**Records provided**
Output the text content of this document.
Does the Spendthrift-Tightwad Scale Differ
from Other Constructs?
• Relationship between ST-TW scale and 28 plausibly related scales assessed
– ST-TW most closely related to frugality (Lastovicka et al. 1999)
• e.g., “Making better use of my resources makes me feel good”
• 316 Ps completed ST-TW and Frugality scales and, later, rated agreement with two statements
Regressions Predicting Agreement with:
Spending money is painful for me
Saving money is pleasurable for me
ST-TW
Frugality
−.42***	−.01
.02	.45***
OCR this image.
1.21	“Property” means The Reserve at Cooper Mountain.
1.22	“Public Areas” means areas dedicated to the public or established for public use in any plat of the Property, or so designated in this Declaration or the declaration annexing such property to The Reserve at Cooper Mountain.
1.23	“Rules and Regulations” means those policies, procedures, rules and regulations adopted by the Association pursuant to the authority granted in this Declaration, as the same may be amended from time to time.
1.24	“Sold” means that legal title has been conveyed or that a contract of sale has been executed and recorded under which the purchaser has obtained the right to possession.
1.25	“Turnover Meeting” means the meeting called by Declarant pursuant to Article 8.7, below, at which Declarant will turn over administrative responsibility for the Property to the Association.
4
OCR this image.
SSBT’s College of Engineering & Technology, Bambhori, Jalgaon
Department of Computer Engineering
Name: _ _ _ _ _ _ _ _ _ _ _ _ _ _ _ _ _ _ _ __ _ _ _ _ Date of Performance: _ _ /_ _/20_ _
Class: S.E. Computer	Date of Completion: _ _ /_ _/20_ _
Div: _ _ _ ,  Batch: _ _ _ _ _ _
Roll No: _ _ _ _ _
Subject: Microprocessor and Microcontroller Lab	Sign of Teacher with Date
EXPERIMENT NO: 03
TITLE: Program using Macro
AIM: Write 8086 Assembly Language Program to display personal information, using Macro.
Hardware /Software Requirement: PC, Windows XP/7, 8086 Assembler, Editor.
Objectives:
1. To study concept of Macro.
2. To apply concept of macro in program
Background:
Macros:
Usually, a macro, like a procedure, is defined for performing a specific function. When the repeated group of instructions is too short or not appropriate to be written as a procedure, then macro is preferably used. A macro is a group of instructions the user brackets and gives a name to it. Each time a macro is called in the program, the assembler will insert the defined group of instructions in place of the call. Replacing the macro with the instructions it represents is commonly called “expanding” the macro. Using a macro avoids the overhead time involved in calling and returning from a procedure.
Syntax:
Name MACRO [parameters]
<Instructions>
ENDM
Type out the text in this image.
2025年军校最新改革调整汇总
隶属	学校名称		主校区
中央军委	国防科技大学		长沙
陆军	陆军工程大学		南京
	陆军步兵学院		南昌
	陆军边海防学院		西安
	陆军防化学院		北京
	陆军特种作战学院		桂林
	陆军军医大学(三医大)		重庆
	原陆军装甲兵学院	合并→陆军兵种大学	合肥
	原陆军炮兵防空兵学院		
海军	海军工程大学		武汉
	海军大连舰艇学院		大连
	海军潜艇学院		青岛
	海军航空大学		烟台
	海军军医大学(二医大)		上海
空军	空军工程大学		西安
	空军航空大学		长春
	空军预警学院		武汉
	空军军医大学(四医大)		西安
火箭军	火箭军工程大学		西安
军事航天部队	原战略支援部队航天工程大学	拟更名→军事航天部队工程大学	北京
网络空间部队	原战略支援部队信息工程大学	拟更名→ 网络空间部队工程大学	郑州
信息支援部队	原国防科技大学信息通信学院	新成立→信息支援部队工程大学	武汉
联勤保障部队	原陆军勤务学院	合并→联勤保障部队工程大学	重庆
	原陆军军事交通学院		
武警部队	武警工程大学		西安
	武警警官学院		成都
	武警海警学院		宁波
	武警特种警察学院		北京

**Set problem**
Give back all the data exactly as written.

**Exercise result**
Output the text content of this document.
Does the Spendthrift-Tightwad Scale Differ
from Other Constructs?
• Relationship between ST-TW scale and 28 plausibly related scales assessed
– ST-TW most closely related to frugality (Lastovicka et al. 1999)
• e.g., “Making better use of my resources makes me feel good”
• 316 Ps completed ST-TW and Frugality scales and, later, rated agreement with two statements
Regressions Predicting Agreement with:
Spending money is painful for me
Saving money is pleasurable for me
ST-TW
Frugality
−.42***	−.01
.02	.45***
OCR this image.
1.21	“Property” means The Reserve at Cooper Mountain.
1.22	“Public Areas” means areas dedicated to the public or established for public use in any plat of the Property, or so designated in this Declaration or the declaration annexing such property to The Reserve at Cooper Mountain.
1.23	“Rules and Regulations” means those policies, procedures, rules and regulations adopted by the Association pursuant to the authority granted in this Declaration, as the same may be amended from time to time.
1.24	“Sold” means that legal title has been conveyed or that a contract of sale has been executed and recorded under which the purchaser has obtained the right to possession.
1.25	“Turnover Meeting” means the meeting called by Declarant pursuant to Article 8.7, below, at which Declarant will turn over administrative responsibility for the Property to the Association.
4
OCR this image.
SSBT’s College of Engineering & Technology, Bambhori, Jalgaon
Department of Computer Engineering
Name: _ _ _ _ _ _ _ _ _ _ _ _ _ _ _ _ _ _ _ __ _ _ _ _ Date of Performance: _ _ /_ _/20_ _
Class: S.E. Computer	Date of Completion: _ _ /_ _/20_ _
Div: _ _ _ ,  Batch: _ _ _ _ _ _
Roll No: _ _ _ _ _
Subject: Microprocessor and Microcontroller Lab	Sign of Teacher with Date
EXPERIMENT NO: 03
TITLE: Program using Macro
AIM: Write 8086 Assembly Language Program to display personal information, using Macro.
Hardware /Software Requirement: PC, Windows XP/7, 8086 Assembler, Editor.
Objectives:
1. To study concept of Macro.
2. To apply concept of macro in program
Background:
Macros:
Usually, a macro, like a procedure, is defined for performing a specific function. When the repeated group of instructions is too short or not appropriate to be written as a procedure, then macro is preferably used. A macro is a group of instructions the user brackets and gives a name to it. Each time a macro is called in the program, the assembler will insert the defined group of instructions in place of the call. Replacing the macro with the instructions it represents is commonly called “expanding” the macro. Using a macro avoids the overhead time involved in calling and returning from a procedure.
Syntax:
Name MACRO [parameters]
<Instructions>
ENDM
Type out the text in this image.
2025年军校最新改革调整汇总
隶属	学校名称		主校区
中央军委	国防科技大学		长沙
陆军	陆军工程大学		南京
	陆军步兵学院		南昌
	陆军边海防学院		西安
	陆军防化学院		北京
	陆军特种作战学院		桂林
	陆军军医大学(三医大)		重庆
	原陆军装甲兵学院	合并→陆军兵种大学	合肥
	原陆军炮兵防空兵学院		
海军	海军工程大学		武汉
	海军大连舰艇学院		大连
	海军潜艇学院		青岛
	海军航空大学		烟台
	海军军医大学(二医大)		上海
空军	空军工程大学		西安
	空军航空大学		长春
	空军预警学院		武汉
	空军军医大学(四医大)		西安
火箭军	火箭军工程大学		西安
军事航天部队	原战略支援部队航天工程大学	拟更名→军事航天部队工程大学	北京
网络空间部队	原战略支援部队信息工程大学	拟更名→ 网络空间部队工程大学	郑州
信息支援部队	原国防科技大学信息通信学院	新成立→信息支援部队工程大学	武汉
联勤保障部队	原陆军勤务学院	合并→联勤保障部队工程大学	重庆
	原陆军军事交通学院		
武警部队	武警工程大学		西安
	武警警官学院		成都
	武警海警学院		宁波
	武警特种警察学院		北京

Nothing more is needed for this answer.